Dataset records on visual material
====
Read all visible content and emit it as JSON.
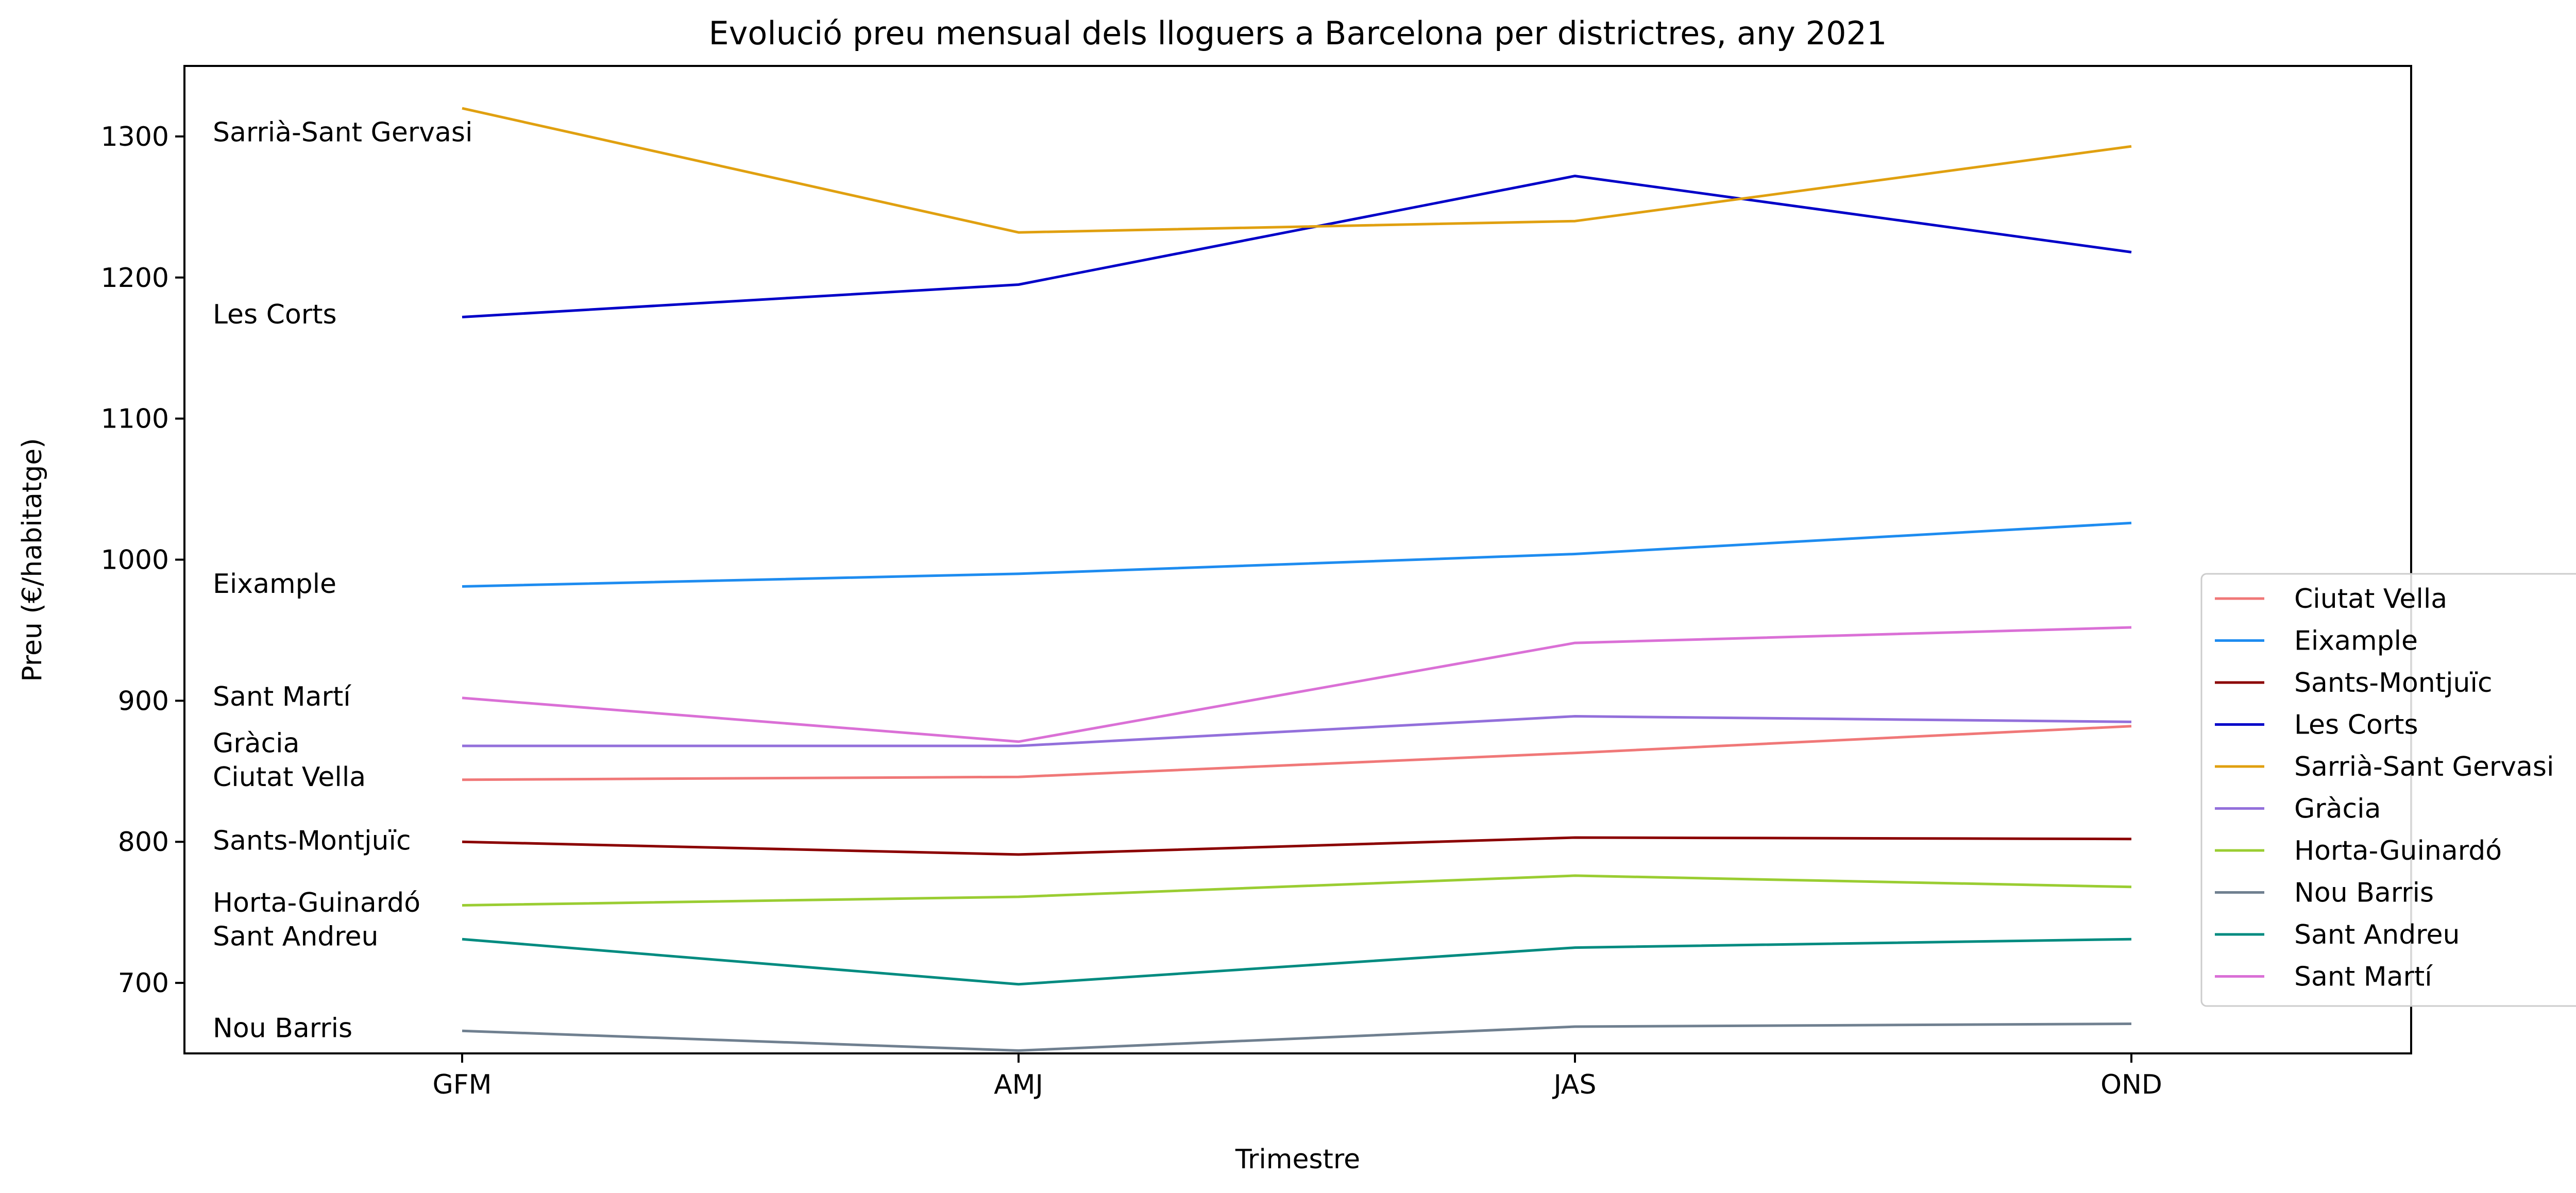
{
  "chart_data": {
    "type": "line",
    "title": "Evolució preu mensual dels lloguers a Barcelona per districtres, any 2021",
    "xlabel": "Trimestre",
    "ylabel": "Preu (€/habitatge)",
    "categories": [
      "GFM",
      "AMJ",
      "JAS",
      "OND"
    ],
    "ylim": [
      650,
      1350
    ],
    "yticks": [
      700,
      800,
      900,
      1000,
      1100,
      1200,
      1300
    ],
    "grid": false,
    "legend_position": "right",
    "series": [
      {
        "name": "Ciutat Vella",
        "color": "#f07878",
        "values": [
          844,
          846,
          863,
          882
        ]
      },
      {
        "name": "Eixample",
        "color": "#1e8cf0",
        "values": [
          981,
          990,
          1004,
          1026
        ]
      },
      {
        "name": "Sants-Montjuïc",
        "color": "#8b0000",
        "values": [
          800,
          791,
          803,
          802
        ]
      },
      {
        "name": "Les Corts",
        "color": "#0000c8",
        "values": [
          1172,
          1195,
          1272,
          1218
        ]
      },
      {
        "name": "Sarrià-Sant Gervasi",
        "color": "#e0a010",
        "values": [
          1320,
          1232,
          1240,
          1293
        ]
      },
      {
        "name": "Gràcia",
        "color": "#9370db",
        "values": [
          868,
          868,
          889,
          885
        ]
      },
      {
        "name": "Horta-Guinardó",
        "color": "#9acd32",
        "values": [
          755,
          761,
          776,
          768
        ]
      },
      {
        "name": "Nou Barris",
        "color": "#708090",
        "values": [
          666,
          652,
          669,
          671
        ]
      },
      {
        "name": "Sant Andreu",
        "color": "#008b80",
        "values": [
          731,
          699,
          725,
          731
        ]
      },
      {
        "name": "Sant Martí",
        "color": "#da70d6",
        "values": [
          902,
          871,
          941,
          952
        ]
      }
    ],
    "annotations": [
      {
        "text": "Sarrià-Sant Gervasi",
        "y": 1303
      },
      {
        "text": "Les Corts",
        "y": 1174
      },
      {
        "text": "Eixample",
        "y": 983
      },
      {
        "text": "Sant Martí",
        "y": 903
      },
      {
        "text": "Gràcia",
        "y": 870
      },
      {
        "text": "Ciutat Vella",
        "y": 846
      },
      {
        "text": "Sants-Montjuïc",
        "y": 801
      },
      {
        "text": "Horta-Guinardó",
        "y": 757
      },
      {
        "text": "Sant Andreu",
        "y": 733
      },
      {
        "text": "Nou Barris",
        "y": 668
      }
    ]
  }
}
====
= Given request =
Copy the listing exactly. Any image in it stays out of the copy.

= Answer for this exercise =
Read all visible content and emit it as JSON.
{
  "chart_data": {
    "type": "line",
    "title": "Evolució preu mensual dels lloguers a Barcelona per districtres, any 2021",
    "xlabel": "Trimestre",
    "ylabel": "Preu (€/habitatge)",
    "categories": [
      "GFM",
      "AMJ",
      "JAS",
      "OND"
    ],
    "ylim": [
      650,
      1350
    ],
    "yticks": [
      700,
      800,
      900,
      1000,
      1100,
      1200,
      1300
    ],
    "grid": false,
    "legend_position": "right",
    "series": [
      {
        "name": "Ciutat Vella",
        "color": "#f07878",
        "values": [
          844,
          846,
          863,
          882
        ]
      },
      {
        "name": "Eixample",
        "color": "#1e8cf0",
        "values": [
          981,
          990,
          1004,
          1026
        ]
      },
      {
        "name": "Sants-Montjuïc",
        "color": "#8b0000",
        "values": [
          800,
          791,
          803,
          802
        ]
      },
      {
        "name": "Les Corts",
        "color": "#0000c8",
        "values": [
          1172,
          1195,
          1272,
          1218
        ]
      },
      {
        "name": "Sarrià-Sant Gervasi",
        "color": "#e0a010",
        "values": [
          1320,
          1232,
          1240,
          1293
        ]
      },
      {
        "name": "Gràcia",
        "color": "#9370db",
        "values": [
          868,
          868,
          889,
          885
        ]
      },
      {
        "name": "Horta-Guinardó",
        "color": "#9acd32",
        "values": [
          755,
          761,
          776,
          768
        ]
      },
      {
        "name": "Nou Barris",
        "color": "#708090",
        "values": [
          666,
          652,
          669,
          671
        ]
      },
      {
        "name": "Sant Andreu",
        "color": "#008b80",
        "values": [
          731,
          699,
          725,
          731
        ]
      },
      {
        "name": "Sant Martí",
        "color": "#da70d6",
        "values": [
          902,
          871,
          941,
          952
        ]
      }
    ],
    "annotations": [
      {
        "text": "Sarrià-Sant Gervasi",
        "y": 1303
      },
      {
        "text": "Les Corts",
        "y": 1174
      },
      {
        "text": "Eixample",
        "y": 983
      },
      {
        "text": "Sant Martí",
        "y": 903
      },
      {
        "text": "Gràcia",
        "y": 870
      },
      {
        "text": "Ciutat Vella",
        "y": 846
      },
      {
        "text": "Sants-Montjuïc",
        "y": 801
      },
      {
        "text": "Horta-Guinardó",
        "y": 757
      },
      {
        "text": "Sant Andreu",
        "y": 733
      },
      {
        "text": "Nou Barris",
        "y": 668
      }
    ]
  }
}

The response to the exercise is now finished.